● Texto extraído
━━━━━━━━━━━━━━━━

Um ataque informático aos servidores do Hospital Garcia de Orta, em Almada, fez disparar os alertas das autoridades. O ciberataque aconteceu no final de 2016 e foi comunicado pela unidade às entidades competentes, confirmou ao SOL a administração hospitalar. Foi atingido o sistema onde são guardados imagens obtidas em exames médicos como radiografias ou TAC mas a unidade garante que não foram roubados registos de doentes.
Fontes ouvidas pelo SOL afirmam que este é o maior ataque informático registado num hospital do Serviço Nacional de Saúde alguma vez conhecido, isto numa altura em que a Comissão Nacional de Proteção de Dados tem reforçado os alertas para que sejam adotados sistemas mais robustos e com informação encriptada para proteger a privacidade dos cidadãos.
A nível internacional, os serviços de saúde têm sido considerados dos mais vulneráveis a ataques informáticos. Uma análise divulgada no final de 2016 pela TrapX, uma multinacional especialista em ciberataques sediada na Califórnia, revelou que parece estar a aumentar a tendência de encriptar dados para pedir ‘resgates’ pela sua recuperação, os chamados ataques de ransomware. Segundo esta empresa, depois de os vírus inutilizarem os registos, são pedidos pagamentos entre 1,50 e os 10 dólares para as instituições poderem recuperar cada registo perdido. Já o roubo de registos para venda no mercado negro, que durante os últimos anos se pensou ser um dos maiores riscos informáticos, tem estado a diminuir.
Os detalhes do ataque ao Hospital de Almada estão, por agora, no segredo dos deuses. A Procuradoria-Geral da República indicou ao SOL que foi instaurado um inquérito «recentemente», não fornecendo informação suplementar uma vez que o caso se encontra «em investigação e está em segredo de justiça».
Também a unidade recusa prestar mais informações, nomeadamente as medidas tomadas depois do ataque, invocando as investigações em curso. O SOL apurou que ter-se-á tratado de um vírus que inutilizou imagens, das quais não havia backup. Fonte hospitalar adiantou também que nos últimos meses houve reforço das cópias de segurança dos registos na unidade, com os médicos a terem de requisitar mais vezes imagens guardadas em servidores à parte dos que são usados correntemente.

━━━━━━━━━━━━━━━━

● Dados brutos
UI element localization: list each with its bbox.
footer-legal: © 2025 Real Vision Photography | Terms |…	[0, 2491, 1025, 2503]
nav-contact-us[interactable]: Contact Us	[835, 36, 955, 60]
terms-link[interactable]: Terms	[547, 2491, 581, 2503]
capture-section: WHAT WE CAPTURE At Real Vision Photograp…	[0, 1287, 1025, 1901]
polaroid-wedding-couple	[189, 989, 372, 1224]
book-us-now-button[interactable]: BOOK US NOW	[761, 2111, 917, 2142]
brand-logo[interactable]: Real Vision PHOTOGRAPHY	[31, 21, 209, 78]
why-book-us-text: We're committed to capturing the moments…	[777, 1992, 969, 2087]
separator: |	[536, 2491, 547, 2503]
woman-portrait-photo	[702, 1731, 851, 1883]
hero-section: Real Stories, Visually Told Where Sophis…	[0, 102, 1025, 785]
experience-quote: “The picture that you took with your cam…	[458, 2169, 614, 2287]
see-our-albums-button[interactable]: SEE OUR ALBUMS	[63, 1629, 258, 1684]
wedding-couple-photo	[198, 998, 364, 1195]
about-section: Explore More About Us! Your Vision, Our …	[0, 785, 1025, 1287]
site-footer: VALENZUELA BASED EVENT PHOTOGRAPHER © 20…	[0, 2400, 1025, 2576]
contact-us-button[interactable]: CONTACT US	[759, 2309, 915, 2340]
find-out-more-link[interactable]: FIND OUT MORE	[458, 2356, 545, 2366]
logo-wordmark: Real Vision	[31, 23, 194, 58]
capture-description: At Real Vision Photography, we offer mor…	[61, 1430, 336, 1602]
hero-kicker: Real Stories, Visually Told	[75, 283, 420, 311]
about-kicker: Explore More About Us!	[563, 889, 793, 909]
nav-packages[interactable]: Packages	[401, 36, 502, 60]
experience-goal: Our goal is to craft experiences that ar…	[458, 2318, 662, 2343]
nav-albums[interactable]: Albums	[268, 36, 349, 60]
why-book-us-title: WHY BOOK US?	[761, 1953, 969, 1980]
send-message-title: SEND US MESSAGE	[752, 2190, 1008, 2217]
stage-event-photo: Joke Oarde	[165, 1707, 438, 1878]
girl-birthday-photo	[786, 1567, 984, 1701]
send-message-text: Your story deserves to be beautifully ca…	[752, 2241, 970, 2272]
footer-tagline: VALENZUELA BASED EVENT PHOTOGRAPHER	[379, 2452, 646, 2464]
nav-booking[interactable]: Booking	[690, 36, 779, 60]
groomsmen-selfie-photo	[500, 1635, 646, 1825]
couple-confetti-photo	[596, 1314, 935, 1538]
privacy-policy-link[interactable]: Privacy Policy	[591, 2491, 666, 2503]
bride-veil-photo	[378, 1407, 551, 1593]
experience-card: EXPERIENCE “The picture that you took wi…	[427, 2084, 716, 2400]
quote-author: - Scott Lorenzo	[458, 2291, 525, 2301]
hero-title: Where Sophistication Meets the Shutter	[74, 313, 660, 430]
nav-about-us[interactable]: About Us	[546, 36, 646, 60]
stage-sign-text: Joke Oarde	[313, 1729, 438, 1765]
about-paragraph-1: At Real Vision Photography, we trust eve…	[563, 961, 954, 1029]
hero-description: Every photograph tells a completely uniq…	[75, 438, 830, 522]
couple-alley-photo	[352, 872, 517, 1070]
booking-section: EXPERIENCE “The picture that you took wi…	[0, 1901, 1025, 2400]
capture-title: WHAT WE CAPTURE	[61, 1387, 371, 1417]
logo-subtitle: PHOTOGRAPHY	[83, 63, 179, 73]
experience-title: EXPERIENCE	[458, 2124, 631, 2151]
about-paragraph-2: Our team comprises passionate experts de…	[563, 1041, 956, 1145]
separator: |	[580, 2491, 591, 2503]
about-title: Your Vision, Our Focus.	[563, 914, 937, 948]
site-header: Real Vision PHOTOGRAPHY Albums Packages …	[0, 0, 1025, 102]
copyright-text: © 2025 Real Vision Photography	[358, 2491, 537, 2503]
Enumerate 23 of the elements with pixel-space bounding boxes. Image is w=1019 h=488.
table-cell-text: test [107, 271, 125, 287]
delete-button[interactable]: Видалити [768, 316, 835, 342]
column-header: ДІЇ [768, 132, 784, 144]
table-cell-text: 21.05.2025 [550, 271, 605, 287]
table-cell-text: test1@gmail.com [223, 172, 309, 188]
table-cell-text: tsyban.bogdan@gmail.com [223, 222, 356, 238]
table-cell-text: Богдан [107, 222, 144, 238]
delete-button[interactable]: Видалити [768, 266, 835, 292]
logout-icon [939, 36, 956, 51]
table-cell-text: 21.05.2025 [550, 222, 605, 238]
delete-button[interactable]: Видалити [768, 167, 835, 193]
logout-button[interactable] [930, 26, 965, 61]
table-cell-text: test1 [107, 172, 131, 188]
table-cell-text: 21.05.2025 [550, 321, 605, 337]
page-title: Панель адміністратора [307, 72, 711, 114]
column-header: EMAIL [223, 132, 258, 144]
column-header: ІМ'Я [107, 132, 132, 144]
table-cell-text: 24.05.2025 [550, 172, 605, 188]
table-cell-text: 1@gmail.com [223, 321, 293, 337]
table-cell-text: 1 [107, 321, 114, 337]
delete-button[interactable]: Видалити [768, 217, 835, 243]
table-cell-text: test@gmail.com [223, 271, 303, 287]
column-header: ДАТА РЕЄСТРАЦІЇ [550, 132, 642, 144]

━━━━━━━━━━━━━━━━

● As suas tarefas
[A] Segundo o texto sobre o ataque informático ao Hospital Garcia de Orta, que sistema da unidade foi atingido?
[B] Escreva a continuação do texto sobre o ataque informático ao Hospital Garcia de Orta, começando logo após a última frase apresentada.

● Lista de respostas
[A] Foi atingido o sistema onde são guardadas imagens obtidas em exames médicos, como radiografias ou TAC.

[B]
Vigilância reforçada no SNS
A 8 de fevereiro, o Ministério da Saúde publicou um despacho que determinou o reforço da vigilância informática nas entidades do Serviço Nacional de Saúde, em colaboração com o Centro Nacional de Cibersegurança, que em 2014 passou a ser a autoridade nacional em matéria de cibersegurança. Já a partir deste mês, hospitais, centros de saúde e quaisquer outros estabelecimentos públicos de saúde passam a estar obrigados a notificar todos os incidentes de cibersegurança aos Serviços Partilhados do Ministério da Saúde (SPMS). Além disso, todos as unidades têm de designar um responsável pela notificação que passará a ser o ponto de contacto nesta área. No diploma, o Governo justifica a medida com a crescente utilização de meios tecnológicos, que «permitem disponibilizar informação em tempo útil para acesso aos cidadãos e profissionais de saúde, incrementando no entanto, a exposição ao risco». O nível de complexidade, argumenta a tutela, «leva a prever que não seja suficiente adotar mecanismos de proteção e segurança, sendo necessário garantir meios que permitam vigiar em permanência o estado desses mecanismos e (…) otimizá-lo».
Na sequência desta publicação, o SOL solicitou informação sobre os incidentes registados, tendo a SPMS referido apenas ter tido conhecimento de um ciberataque a um hospital do SNS que atingiu o registo de imagens, que comunicou ao Ministério Público, à Polícia Judiciária e ao Centro Nacional de Cibersegurança – ataque que o SOL confirmou ter ocorrido no Garcia de Orta.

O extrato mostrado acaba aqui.